Return every line below as is, leaving out the pictures.

[begin Provided information]

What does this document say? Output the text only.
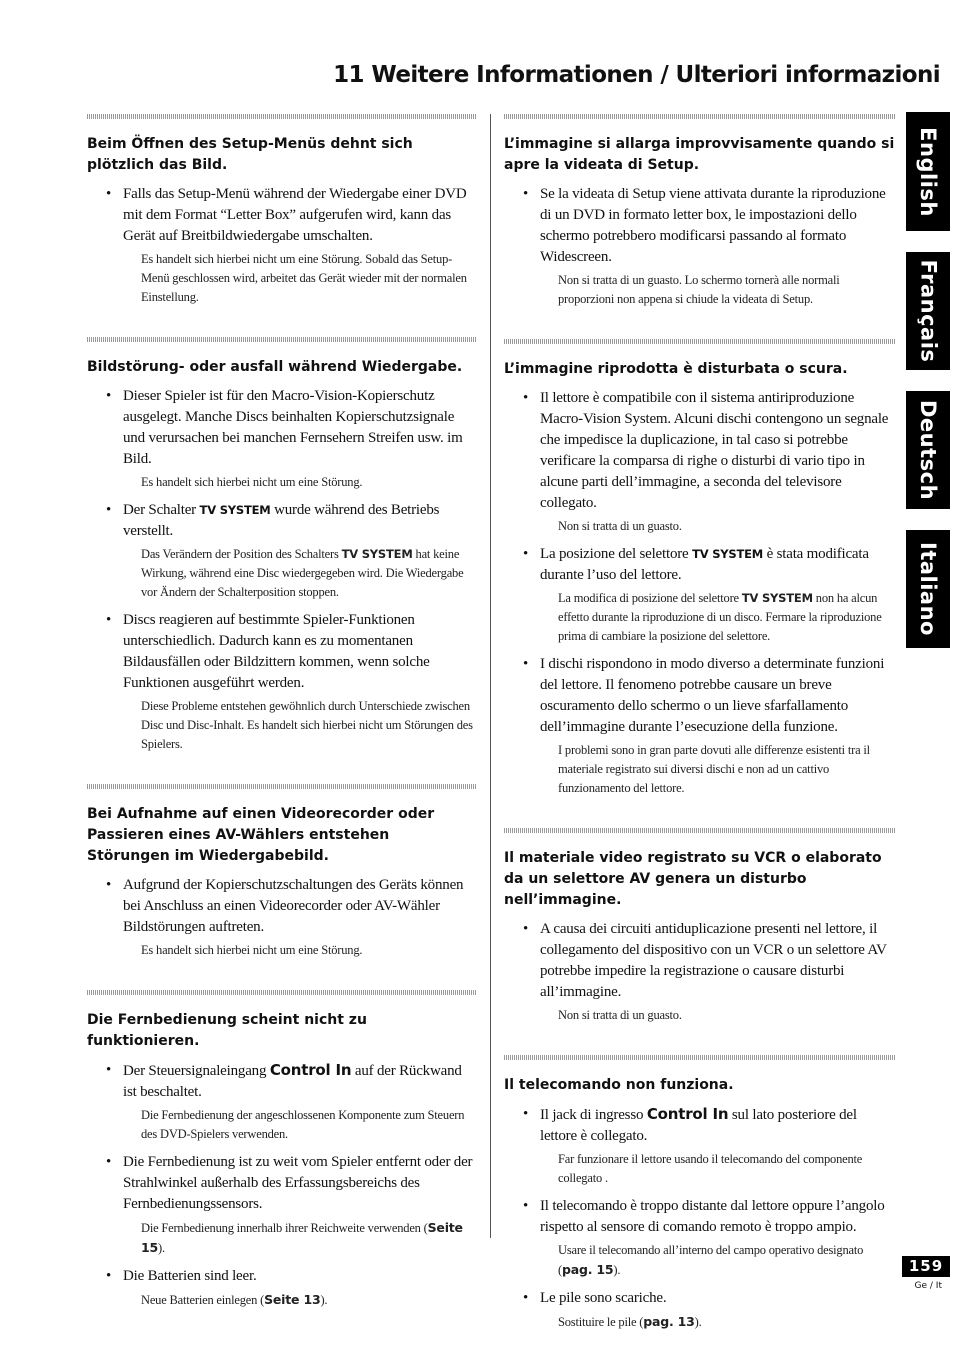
11 Weitere Informationen / Ulteriori informazioni
English
Français
Deutsch
Italiano
Beim Öffnen des Setup-Menüs dehnt sich plötzlich das Bild.
• Falls das Setup-Menü während der Wiedergabe einer DVD mit dem Format “Letter Box” aufgerufen wird, kann das Gerät auf Breitbildwiedergabe umschalten.

Es handelt sich hierbei nicht um eine Störung. Sobald das Setup-Menü geschlossen wird, arbeitet das Gerät wieder mit der normalen Einstellung.

Bildstörung- oder ausfall während Wiedergabe.
• Dieser Spieler ist für den Macro-Vision-Kopierschutz ausgelegt. Manche Discs beinhalten Kopierschutzsignale und verursachen bei manchen Fernsehern Streifen usw. im Bild.

Es handelt sich hierbei nicht um eine Störung.

• Der Schalter TV SYSTEM wurde während des Betriebs verstellt.

Das Verändern der Position des Schalters TV SYSTEM hat keine Wirkung, während eine Disc wiedergegeben wird. Die Wiedergabe vor Ändern der Schalterposition stoppen.

• Discs reagieren auf bestimmte Spieler-Funktionen unterschiedlich. Dadurch kann es zu momentanen Bildausfällen oder Bildzittern kommen, wenn solche Funktionen ausgeführt werden.

Diese Probleme entstehen gewöhnlich durch Unterschiede zwischen Disc und Disc-Inhalt. Es handelt sich hierbei nicht um Störungen des Spielers.

Bei Aufnahme auf einen Videorecorder oder Passieren eines AV-Wählers entstehen Störungen im Wiedergabebild.
• Aufgrund der Kopierschutzschaltungen des Geräts können bei Anschluss an einen Videorecorder oder AV-Wähler Bildstörungen auftreten.

Es handelt sich hierbei nicht um eine Störung.

Die Fernbedienung scheint nicht zu funktionieren.
• Der Steuersignaleingang Control In auf der Rückwand ist beschaltet.

Die Fernbedienung der angeschlossenen Komponente zum Steuern des DVD-Spielers verwenden.

• Die Fernbedienung ist zu weit vom Spieler entfernt oder der Strahlwinkel außerhalb des Erfassungsbereichs des Fernbedienungssensors.

Die Fernbedienung innerhalb ihrer Reichweite verwenden (Seite 15).

• Die Batterien sind leer.

Neue Batterien einlegen (Seite 13).

L’immagine si allarga improvvisamente quando si apre la videata di Setup.
• Se la videata di Setup viene attivata durante la riproduzione di un DVD in formato letter box, le impostazioni dello schermo potrebbero modificarsi passando al formato Widescreen.

Non si tratta di un guasto. Lo schermo tornerà alle normali proporzioni non appena si chiude la videata di Setup.

L’immagine riprodotta è disturbata o scura.
• Il lettore è compatibile con il sistema antiriproduzione Macro-Vision System. Alcuni dischi contengono un segnale che impedisce la duplicazione, in tal caso si potrebbe verificare la comparsa di righe o disturbi di vario tipo in alcune parti dell’immagine, a seconda del televisore collegato.

Non si tratta di un guasto.

• La posizione del selettore TV SYSTEM è stata modificata durante l’uso del lettore.

La modifica di posizione del selettore TV SYSTEM non ha alcun effetto durante la riproduzione di un disco. Fermare la riproduzione prima di cambiare la posizione del selettore.

• I dischi rispondono in modo diverso a determinate funzioni del lettore. Il fenomeno potrebbe causare un breve oscuramento dello schermo o un lieve sfarfallamento dell’immagine durante l’esecuzione della funzione.

I problemi sono in gran parte dovuti alle differenze esistenti tra il materiale registrato sui diversi dischi e non ad un cattivo funzionamento del lettore.

Il materiale video registrato su VCR o elaborato da un selettore AV genera un disturbo nell’immagine.
• A causa dei circuiti antiduplicazione presenti nel lettore, il collegamento del dispositivo con un VCR o un selettore AV potrebbe impedire la registrazione o causare disturbi all’immagine.

Non si tratta di un guasto.

Il telecomando non funziona.
• Il jack di ingresso Control In sul lato posteriore del lettore è collegato.

Far funzionare il lettore usando il telecomando del componente collegato .

• Il telecomando è troppo distante dal lettore oppure l’angolo rispetto al sensore di comando remoto è troppo ampio.

Usare il telecomando all’interno del campo operativo designato (pag. 15).

• Le pile sono scariche.

Sostituire le pile (pag. 13).

159
Ge / It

[end Provided information]

Solution for this problem:
What does this document say? Output the text only.
11 Weitere Informationen / Ulteriori informazioni
English
Français
Deutsch
Italiano
Beim Öffnen des Setup-Menüs dehnt sich plötzlich das Bild.
• Falls das Setup-Menü während der Wiedergabe einer DVD mit dem Format “Letter Box” aufgerufen wird, kann das Gerät auf Breitbildwiedergabe umschalten.

Es handelt sich hierbei nicht um eine Störung. Sobald das Setup-Menü geschlossen wird, arbeitet das Gerät wieder mit der normalen Einstellung.

Bildstörung- oder ausfall während Wiedergabe.
• Dieser Spieler ist für den Macro-Vision-Kopierschutz ausgelegt. Manche Discs beinhalten Kopierschutzsignale und verursachen bei manchen Fernsehern Streifen usw. im Bild.

Es handelt sich hierbei nicht um eine Störung.

• Der Schalter TV SYSTEM wurde während des Betriebs verstellt.

Das Verändern der Position des Schalters TV SYSTEM hat keine Wirkung, während eine Disc wiedergegeben wird. Die Wiedergabe vor Ändern der Schalterposition stoppen.

• Discs reagieren auf bestimmte Spieler-Funktionen unterschiedlich. Dadurch kann es zu momentanen Bildausfällen oder Bildzittern kommen, wenn solche Funktionen ausgeführt werden.

Diese Probleme entstehen gewöhnlich durch Unterschiede zwischen Disc und Disc-Inhalt. Es handelt sich hierbei nicht um Störungen des Spielers.

Bei Aufnahme auf einen Videorecorder oder Passieren eines AV-Wählers entstehen Störungen im Wiedergabebild.
• Aufgrund der Kopierschutzschaltungen des Geräts können bei Anschluss an einen Videorecorder oder AV-Wähler Bildstörungen auftreten.

Es handelt sich hierbei nicht um eine Störung.

Die Fernbedienung scheint nicht zu funktionieren.
• Der Steuersignaleingang Control In auf der Rückwand ist beschaltet.

Die Fernbedienung der angeschlossenen Komponente zum Steuern des DVD-Spielers verwenden.

• Die Fernbedienung ist zu weit vom Spieler entfernt oder der Strahlwinkel außerhalb des Erfassungsbereichs des Fernbedienungssensors.

Die Fernbedienung innerhalb ihrer Reichweite verwenden (Seite 15).

• Die Batterien sind leer.

Neue Batterien einlegen (Seite 13).

L’immagine si allarga improvvisamente quando si apre la videata di Setup.
• Se la videata di Setup viene attivata durante la riproduzione di un DVD in formato letter box, le impostazioni dello schermo potrebbero modificarsi passando al formato Widescreen.

Non si tratta di un guasto. Lo schermo tornerà alle normali proporzioni non appena si chiude la videata di Setup.

L’immagine riprodotta è disturbata o scura.
• Il lettore è compatibile con il sistema antiriproduzione Macro-Vision System. Alcuni dischi contengono un segnale che impedisce la duplicazione, in tal caso si potrebbe verificare la comparsa di righe o disturbi di vario tipo in alcune parti dell’immagine, a seconda del televisore collegato.

Non si tratta di un guasto.

• La posizione del selettore TV SYSTEM è stata modificata durante l’uso del lettore.

La modifica di posizione del selettore TV SYSTEM non ha alcun effetto durante la riproduzione di un disco. Fermare la riproduzione prima di cambiare la posizione del selettore.

• I dischi rispondono in modo diverso a determinate funzioni del lettore. Il fenomeno potrebbe causare un breve oscuramento dello schermo o un lieve sfarfallamento dell’immagine durante l’esecuzione della funzione.

I problemi sono in gran parte dovuti alle differenze esistenti tra il materiale registrato sui diversi dischi e non ad un cattivo funzionamento del lettore.

Il materiale video registrato su VCR o elaborato da un selettore AV genera un disturbo nell’immagine.
• A causa dei circuiti antiduplicazione presenti nel lettore, il collegamento del dispositivo con un VCR o un selettore AV potrebbe impedire la registrazione o causare disturbi all’immagine.

Non si tratta di un guasto.

Il telecomando non funziona.
• Il jack di ingresso Control In sul lato posteriore del lettore è collegato.

Far funzionare il lettore usando il telecomando del componente collegato .

• Il telecomando è troppo distante dal lettore oppure l’angolo rispetto al sensore di comando remoto è troppo ampio.

Usare il telecomando all’interno del campo operativo designato (pag. 15).

• Le pile sono scariche.

Sostituire le pile (pag. 13).

159
Ge / It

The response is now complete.